Extracted data entries:
※ ※ ※
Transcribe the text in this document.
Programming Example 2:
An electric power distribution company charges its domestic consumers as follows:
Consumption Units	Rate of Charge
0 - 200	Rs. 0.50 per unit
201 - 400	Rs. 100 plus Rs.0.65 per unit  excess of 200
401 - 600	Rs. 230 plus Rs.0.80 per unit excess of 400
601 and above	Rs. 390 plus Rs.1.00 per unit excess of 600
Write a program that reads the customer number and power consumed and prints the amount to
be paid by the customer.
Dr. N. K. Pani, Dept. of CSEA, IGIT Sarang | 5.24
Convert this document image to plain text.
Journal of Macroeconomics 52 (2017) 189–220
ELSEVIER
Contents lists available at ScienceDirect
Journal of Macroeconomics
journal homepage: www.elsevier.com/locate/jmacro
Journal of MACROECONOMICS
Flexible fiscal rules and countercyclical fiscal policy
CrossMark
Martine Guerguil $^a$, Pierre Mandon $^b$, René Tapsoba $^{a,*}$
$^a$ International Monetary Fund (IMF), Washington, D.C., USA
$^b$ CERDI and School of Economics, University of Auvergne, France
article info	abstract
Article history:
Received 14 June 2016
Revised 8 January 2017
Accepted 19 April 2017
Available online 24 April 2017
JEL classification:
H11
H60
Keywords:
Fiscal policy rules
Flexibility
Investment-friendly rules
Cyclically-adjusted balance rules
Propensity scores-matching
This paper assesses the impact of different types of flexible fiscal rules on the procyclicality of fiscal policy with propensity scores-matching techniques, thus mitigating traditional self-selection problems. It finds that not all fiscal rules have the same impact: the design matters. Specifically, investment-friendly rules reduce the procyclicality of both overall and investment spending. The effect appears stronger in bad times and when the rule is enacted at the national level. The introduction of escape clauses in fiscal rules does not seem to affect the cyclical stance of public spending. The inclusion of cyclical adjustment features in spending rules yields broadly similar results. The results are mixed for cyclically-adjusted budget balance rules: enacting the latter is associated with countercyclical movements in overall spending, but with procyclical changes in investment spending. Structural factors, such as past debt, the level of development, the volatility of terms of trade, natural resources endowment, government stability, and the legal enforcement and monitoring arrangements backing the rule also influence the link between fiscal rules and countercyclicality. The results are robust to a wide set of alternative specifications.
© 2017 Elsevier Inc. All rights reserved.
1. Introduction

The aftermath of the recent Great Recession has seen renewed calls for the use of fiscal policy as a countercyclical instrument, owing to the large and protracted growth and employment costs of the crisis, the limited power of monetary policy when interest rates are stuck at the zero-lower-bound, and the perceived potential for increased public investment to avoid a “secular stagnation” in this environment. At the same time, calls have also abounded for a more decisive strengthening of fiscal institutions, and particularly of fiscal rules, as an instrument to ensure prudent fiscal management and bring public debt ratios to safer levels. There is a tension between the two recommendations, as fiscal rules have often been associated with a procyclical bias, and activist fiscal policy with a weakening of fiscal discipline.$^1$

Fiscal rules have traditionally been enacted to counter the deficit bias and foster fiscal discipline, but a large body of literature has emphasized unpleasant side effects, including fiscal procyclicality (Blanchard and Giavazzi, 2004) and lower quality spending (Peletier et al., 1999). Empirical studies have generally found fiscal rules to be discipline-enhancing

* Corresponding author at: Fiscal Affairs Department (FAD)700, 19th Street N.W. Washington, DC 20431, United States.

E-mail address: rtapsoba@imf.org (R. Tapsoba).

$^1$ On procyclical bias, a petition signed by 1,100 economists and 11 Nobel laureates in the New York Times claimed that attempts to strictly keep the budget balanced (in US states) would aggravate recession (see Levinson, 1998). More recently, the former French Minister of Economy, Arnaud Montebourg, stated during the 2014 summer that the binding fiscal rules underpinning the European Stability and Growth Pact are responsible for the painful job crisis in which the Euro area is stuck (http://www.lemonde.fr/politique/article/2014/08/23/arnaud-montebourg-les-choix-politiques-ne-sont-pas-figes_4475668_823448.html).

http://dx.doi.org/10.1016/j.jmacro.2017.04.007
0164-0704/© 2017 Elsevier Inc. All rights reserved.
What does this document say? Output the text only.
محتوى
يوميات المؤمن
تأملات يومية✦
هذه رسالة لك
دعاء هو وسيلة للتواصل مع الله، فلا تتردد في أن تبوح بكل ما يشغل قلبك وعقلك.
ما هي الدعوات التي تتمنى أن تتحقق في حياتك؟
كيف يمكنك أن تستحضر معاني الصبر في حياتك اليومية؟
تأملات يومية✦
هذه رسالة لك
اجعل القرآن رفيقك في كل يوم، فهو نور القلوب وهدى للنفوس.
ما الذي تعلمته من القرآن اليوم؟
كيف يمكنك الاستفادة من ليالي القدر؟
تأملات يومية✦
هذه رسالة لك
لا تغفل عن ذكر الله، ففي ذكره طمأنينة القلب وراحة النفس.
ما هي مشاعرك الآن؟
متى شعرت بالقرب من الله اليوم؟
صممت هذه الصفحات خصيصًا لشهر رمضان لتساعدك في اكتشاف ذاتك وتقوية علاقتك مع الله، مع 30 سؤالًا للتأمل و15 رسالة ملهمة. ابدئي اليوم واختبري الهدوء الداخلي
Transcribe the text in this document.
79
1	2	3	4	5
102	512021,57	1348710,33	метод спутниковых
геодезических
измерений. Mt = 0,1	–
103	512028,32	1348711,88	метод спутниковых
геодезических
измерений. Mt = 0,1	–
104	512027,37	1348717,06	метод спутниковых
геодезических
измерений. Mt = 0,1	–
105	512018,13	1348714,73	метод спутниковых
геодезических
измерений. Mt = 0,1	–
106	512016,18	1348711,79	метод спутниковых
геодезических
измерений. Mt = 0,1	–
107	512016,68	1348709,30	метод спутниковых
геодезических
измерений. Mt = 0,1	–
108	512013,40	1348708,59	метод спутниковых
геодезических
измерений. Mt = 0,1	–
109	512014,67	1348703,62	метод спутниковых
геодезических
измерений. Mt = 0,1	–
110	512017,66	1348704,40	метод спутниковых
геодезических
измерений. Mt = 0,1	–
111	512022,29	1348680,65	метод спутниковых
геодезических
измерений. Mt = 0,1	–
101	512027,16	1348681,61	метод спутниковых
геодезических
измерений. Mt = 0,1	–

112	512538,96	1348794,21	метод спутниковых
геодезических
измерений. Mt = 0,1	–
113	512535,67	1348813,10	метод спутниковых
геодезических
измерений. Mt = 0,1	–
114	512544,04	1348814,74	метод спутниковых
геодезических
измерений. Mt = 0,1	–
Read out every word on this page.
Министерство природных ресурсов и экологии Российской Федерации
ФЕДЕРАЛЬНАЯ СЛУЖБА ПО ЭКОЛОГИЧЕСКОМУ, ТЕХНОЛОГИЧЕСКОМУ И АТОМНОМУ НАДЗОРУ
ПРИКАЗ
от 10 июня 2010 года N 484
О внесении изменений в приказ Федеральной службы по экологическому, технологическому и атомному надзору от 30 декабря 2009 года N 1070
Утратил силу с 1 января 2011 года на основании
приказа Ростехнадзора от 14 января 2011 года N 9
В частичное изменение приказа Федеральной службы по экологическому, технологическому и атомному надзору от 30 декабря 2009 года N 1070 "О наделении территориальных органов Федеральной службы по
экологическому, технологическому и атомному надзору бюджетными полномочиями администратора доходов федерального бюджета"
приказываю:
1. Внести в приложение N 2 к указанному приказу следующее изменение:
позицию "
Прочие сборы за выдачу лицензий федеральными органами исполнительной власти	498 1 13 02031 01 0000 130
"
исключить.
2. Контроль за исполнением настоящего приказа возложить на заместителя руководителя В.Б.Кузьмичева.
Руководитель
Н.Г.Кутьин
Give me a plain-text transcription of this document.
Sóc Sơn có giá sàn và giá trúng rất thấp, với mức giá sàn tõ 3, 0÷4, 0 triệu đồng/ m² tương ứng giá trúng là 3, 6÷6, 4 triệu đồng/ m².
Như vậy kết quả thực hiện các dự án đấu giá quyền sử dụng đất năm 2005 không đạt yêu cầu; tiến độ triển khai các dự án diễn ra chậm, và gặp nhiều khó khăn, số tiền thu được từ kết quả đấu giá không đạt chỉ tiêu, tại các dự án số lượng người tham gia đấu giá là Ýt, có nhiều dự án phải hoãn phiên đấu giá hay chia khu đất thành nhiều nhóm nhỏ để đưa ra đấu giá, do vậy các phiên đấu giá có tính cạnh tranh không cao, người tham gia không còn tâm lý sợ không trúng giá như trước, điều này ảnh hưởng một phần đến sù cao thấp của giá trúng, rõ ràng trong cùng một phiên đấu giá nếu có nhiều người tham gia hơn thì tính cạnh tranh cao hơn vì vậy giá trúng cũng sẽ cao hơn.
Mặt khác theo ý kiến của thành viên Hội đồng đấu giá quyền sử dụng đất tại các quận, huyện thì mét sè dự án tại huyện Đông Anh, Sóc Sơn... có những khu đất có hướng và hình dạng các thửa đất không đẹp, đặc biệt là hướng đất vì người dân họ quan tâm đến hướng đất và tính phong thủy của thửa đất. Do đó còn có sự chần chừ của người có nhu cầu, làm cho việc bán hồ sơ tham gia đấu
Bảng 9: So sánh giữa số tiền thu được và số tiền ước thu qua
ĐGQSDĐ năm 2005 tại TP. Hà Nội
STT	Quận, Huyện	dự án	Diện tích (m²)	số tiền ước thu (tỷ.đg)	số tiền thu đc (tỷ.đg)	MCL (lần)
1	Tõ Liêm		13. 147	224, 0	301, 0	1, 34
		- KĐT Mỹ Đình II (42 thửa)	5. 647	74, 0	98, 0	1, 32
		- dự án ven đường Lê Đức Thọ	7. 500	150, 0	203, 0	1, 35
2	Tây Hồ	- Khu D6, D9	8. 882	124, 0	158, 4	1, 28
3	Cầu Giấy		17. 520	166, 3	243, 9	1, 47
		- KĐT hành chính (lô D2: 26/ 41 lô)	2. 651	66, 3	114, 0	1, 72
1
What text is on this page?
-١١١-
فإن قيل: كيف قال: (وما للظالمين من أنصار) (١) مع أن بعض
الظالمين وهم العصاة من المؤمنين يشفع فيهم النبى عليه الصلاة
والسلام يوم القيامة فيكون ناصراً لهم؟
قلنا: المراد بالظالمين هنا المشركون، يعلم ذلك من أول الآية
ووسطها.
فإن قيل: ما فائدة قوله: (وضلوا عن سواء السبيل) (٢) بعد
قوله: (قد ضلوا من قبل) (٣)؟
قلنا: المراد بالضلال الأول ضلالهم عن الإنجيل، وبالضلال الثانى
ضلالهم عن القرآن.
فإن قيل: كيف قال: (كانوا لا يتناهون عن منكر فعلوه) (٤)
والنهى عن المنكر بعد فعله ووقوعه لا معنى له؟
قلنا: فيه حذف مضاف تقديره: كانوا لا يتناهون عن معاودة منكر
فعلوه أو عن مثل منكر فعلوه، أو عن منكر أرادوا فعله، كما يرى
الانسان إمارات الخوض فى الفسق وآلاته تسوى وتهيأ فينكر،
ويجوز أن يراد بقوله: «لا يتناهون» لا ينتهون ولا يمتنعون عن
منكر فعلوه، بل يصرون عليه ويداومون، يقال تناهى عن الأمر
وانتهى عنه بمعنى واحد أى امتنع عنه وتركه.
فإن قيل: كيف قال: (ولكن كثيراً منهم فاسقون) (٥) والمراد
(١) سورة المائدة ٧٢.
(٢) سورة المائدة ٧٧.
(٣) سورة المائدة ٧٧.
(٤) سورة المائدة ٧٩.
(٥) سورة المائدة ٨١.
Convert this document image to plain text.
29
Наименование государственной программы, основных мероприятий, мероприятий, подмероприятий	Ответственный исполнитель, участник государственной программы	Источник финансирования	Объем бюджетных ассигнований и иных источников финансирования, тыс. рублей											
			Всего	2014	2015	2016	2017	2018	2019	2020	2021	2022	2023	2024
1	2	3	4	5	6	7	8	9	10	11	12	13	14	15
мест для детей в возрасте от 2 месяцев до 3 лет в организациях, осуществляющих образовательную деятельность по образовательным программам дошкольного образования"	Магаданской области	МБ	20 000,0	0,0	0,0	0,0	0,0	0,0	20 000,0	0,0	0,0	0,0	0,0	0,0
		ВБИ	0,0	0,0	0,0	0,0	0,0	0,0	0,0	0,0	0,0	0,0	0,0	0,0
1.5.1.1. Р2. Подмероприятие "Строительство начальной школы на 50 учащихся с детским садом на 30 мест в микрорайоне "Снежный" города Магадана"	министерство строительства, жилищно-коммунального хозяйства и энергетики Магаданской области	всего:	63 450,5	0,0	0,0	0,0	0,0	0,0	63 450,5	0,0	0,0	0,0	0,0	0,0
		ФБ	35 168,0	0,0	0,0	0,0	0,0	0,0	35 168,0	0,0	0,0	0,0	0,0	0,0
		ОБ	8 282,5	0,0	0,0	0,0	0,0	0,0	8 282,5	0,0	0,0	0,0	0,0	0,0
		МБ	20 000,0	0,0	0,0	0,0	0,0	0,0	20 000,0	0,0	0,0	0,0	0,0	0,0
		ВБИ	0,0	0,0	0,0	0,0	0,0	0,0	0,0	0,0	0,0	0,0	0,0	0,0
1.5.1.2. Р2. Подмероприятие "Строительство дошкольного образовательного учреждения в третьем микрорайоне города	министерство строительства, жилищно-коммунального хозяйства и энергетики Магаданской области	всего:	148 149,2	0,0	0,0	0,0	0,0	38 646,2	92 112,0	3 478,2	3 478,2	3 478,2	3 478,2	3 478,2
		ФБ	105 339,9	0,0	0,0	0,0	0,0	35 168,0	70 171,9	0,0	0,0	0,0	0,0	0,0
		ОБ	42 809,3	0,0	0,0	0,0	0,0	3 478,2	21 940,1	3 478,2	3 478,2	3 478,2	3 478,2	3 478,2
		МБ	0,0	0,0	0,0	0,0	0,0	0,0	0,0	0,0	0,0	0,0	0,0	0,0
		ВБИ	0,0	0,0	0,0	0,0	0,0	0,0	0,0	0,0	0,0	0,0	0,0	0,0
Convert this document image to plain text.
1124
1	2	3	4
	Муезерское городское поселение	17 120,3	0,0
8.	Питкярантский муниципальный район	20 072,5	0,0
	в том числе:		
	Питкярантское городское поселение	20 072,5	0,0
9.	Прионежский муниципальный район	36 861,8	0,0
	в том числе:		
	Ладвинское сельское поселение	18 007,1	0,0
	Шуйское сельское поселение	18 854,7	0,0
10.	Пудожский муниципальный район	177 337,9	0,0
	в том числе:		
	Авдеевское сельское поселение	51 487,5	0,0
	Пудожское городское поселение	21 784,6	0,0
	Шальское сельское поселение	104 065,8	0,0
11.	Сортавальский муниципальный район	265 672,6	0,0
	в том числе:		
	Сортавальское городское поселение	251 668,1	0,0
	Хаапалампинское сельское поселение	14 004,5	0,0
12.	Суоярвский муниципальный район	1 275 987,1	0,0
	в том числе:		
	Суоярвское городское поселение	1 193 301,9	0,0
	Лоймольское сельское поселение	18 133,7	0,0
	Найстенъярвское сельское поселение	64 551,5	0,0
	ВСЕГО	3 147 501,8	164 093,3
※ ※ ※
#### [THE REQUEST]
Show all lines in the entries above where the word "القرآن" appears.

#### [CORRECT OUTPUT]
اجعل القرآن رفيقك في كل يوم، فهو نور القلوب وهدى للنفوس.
ما الذي تعلمته من القرآن اليوم؟
ضلالهم عن القرآن.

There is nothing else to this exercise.